### Aim of the task
Reproduce each of the lines word for word.

### Records supplied
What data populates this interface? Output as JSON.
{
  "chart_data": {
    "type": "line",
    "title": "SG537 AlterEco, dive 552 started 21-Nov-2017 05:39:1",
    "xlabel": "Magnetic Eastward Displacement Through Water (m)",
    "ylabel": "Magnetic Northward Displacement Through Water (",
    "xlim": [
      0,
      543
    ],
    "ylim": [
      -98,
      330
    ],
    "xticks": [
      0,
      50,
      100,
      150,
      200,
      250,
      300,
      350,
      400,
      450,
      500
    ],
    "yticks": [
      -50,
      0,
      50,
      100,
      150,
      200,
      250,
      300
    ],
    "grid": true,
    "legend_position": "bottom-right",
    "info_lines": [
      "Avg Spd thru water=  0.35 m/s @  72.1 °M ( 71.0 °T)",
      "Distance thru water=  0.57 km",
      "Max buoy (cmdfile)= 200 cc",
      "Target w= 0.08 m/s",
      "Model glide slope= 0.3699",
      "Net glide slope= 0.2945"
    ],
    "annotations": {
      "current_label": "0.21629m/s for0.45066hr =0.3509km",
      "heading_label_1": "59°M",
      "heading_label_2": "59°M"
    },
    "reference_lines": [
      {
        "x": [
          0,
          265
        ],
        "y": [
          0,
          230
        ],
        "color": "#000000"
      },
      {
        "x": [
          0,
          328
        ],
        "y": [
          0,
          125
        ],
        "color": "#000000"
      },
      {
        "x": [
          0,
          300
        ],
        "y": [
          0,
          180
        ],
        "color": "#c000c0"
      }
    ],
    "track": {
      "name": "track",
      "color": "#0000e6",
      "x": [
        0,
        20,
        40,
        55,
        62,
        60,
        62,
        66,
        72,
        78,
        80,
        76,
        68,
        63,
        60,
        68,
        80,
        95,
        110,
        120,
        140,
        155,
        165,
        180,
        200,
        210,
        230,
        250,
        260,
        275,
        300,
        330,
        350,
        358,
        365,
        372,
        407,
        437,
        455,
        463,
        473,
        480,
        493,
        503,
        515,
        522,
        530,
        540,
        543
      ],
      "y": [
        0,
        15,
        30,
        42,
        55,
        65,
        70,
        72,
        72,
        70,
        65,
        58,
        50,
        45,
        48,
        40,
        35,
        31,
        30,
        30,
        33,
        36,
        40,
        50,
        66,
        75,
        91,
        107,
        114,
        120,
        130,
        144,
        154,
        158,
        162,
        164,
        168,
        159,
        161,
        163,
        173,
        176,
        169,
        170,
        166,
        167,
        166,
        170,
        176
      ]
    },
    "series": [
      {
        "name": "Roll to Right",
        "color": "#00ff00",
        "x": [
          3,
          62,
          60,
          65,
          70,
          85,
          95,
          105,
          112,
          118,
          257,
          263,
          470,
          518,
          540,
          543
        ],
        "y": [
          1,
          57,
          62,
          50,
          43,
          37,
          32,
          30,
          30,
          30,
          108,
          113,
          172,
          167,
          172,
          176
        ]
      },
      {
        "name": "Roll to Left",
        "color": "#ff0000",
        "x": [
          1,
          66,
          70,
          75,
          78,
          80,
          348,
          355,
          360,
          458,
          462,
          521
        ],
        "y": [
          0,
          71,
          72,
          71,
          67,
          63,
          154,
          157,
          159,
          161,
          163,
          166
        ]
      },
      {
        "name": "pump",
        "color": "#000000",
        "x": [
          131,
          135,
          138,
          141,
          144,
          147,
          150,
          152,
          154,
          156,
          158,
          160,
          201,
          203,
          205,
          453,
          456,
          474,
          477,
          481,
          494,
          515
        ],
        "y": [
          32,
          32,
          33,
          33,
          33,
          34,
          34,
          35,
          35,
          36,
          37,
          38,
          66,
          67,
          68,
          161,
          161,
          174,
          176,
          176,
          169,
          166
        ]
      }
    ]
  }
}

### Right answer
What data populates this interface? Output as JSON.
{
  "chart_data": {
    "type": "line",
    "title": "SG537 AlterEco, dive 552 started 21-Nov-2017 05:39:1",
    "xlabel": "Magnetic Eastward Displacement Through Water (m)",
    "ylabel": "Magnetic Northward Displacement Through Water (",
    "xlim": [
      0,
      543
    ],
    "ylim": [
      -98,
      330
    ],
    "xticks": [
      0,
      50,
      100,
      150,
      200,
      250,
      300,
      350,
      400,
      450,
      500
    ],
    "yticks": [
      -50,
      0,
      50,
      100,
      150,
      200,
      250,
      300
    ],
    "grid": true,
    "legend_position": "bottom-right",
    "info_lines": [
      "Avg Spd thru water=  0.35 m/s @  72.1 °M ( 71.0 °T)",
      "Distance thru water=  0.57 km",
      "Max buoy (cmdfile)= 200 cc",
      "Target w= 0.08 m/s",
      "Model glide slope= 0.3699",
      "Net glide slope= 0.2945"
    ],
    "annotations": {
      "current_label": "0.21629m/s for0.45066hr =0.3509km",
      "heading_label_1": "59°M",
      "heading_label_2": "59°M"
    },
    "reference_lines": [
      {
        "x": [
          0,
          265
        ],
        "y": [
          0,
          230
        ],
        "color": "#000000"
      },
      {
        "x": [
          0,
          328
        ],
        "y": [
          0,
          125
        ],
        "color": "#000000"
      },
      {
        "x": [
          0,
          300
        ],
        "y": [
          0,
          180
        ],
        "color": "#c000c0"
      }
    ],
    "track": {
      "name": "track",
      "color": "#0000e6",
      "x": [
        0,
        20,
        40,
        55,
        62,
        60,
        62,
        66,
        72,
        78,
        80,
        76,
        68,
        63,
        60,
        68,
        80,
        95,
        110,
        120,
        140,
        155,
        165,
        180,
        200,
        210,
        230,
        250,
        260,
        275,
        300,
        330,
        350,
        358,
        365,
        372,
        407,
        437,
        455,
        463,
        473,
        480,
        493,
        503,
        515,
        522,
        530,
        540,
        543
      ],
      "y": [
        0,
        15,
        30,
        42,
        55,
        65,
        70,
        72,
        72,
        70,
        65,
        58,
        50,
        45,
        48,
        40,
        35,
        31,
        30,
        30,
        33,
        36,
        40,
        50,
        66,
        75,
        91,
        107,
        114,
        120,
        130,
        144,
        154,
        158,
        162,
        164,
        168,
        159,
        161,
        163,
        173,
        176,
        169,
        170,
        166,
        167,
        166,
        170,
        176
      ]
    },
    "series": [
      {
        "name": "Roll to Right",
        "color": "#00ff00",
        "x": [
          3,
          62,
          60,
          65,
          70,
          85,
          95,
          105,
          112,
          118,
          257,
          263,
          470,
          518,
          540,
          543
        ],
        "y": [
          1,
          57,
          62,
          50,
          43,
          37,
          32,
          30,
          30,
          30,
          108,
          113,
          172,
          167,
          172,
          176
        ]
      },
      {
        "name": "Roll to Left",
        "color": "#ff0000",
        "x": [
          1,
          66,
          70,
          75,
          78,
          80,
          348,
          355,
          360,
          458,
          462,
          521
        ],
        "y": [
          0,
          71,
          72,
          71,
          67,
          63,
          154,
          157,
          159,
          161,
          163,
          166
        ]
      },
      {
        "name": "pump",
        "color": "#000000",
        "x": [
          131,
          135,
          138,
          141,
          144,
          147,
          150,
          152,
          154,
          156,
          158,
          160,
          201,
          203,
          205,
          453,
          456,
          474,
          477,
          481,
          494,
          515
        ],
        "y": [
          32,
          32,
          33,
          33,
          33,
          34,
          34,
          35,
          35,
          36,
          37,
          38,
          66,
          67,
          68,
          161,
          161,
          174,
          176,
          176,
          169,
          166
        ]
      }
    ]
  }
}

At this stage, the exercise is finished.